→ **PROBLEM TO SOLVE**: Reply with the count of lines holding "content", nothing more.

→ **MATERIAL SUPPLIED**:
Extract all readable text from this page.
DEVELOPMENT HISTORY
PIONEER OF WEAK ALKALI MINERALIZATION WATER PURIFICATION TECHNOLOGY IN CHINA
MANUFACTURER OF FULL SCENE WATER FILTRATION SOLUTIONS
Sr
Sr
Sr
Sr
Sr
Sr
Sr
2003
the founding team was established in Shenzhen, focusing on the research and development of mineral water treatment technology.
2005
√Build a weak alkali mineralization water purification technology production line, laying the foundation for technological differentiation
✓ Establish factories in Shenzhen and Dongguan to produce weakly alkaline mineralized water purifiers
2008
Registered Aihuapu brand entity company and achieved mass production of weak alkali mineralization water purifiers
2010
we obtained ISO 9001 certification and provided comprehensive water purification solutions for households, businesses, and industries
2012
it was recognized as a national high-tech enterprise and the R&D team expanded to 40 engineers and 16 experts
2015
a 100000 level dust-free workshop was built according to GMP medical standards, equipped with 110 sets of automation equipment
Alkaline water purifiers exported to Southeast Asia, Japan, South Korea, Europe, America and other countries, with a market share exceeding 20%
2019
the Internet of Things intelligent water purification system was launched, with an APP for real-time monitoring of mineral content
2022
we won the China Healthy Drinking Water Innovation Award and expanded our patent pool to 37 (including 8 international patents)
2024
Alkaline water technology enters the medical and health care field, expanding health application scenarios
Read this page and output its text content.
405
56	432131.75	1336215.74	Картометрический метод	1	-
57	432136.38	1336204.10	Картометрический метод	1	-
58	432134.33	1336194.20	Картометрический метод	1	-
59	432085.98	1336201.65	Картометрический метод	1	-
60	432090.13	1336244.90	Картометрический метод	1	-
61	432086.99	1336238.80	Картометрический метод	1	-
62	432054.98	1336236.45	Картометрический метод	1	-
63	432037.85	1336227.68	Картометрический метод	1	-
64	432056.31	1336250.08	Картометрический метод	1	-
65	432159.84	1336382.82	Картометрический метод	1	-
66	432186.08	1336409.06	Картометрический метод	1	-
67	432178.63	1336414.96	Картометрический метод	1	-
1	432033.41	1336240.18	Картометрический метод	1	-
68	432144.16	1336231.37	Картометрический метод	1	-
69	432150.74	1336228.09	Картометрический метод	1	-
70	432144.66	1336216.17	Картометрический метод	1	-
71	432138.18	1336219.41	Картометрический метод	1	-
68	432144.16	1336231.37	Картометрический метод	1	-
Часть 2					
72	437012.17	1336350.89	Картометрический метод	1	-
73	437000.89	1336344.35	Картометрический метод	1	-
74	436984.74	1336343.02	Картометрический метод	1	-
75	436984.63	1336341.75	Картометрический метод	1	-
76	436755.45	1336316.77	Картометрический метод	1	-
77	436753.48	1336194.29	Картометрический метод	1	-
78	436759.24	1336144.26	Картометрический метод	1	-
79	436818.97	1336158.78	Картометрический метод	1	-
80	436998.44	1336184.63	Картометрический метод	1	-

→ **EXERCISE ANSWER**: 2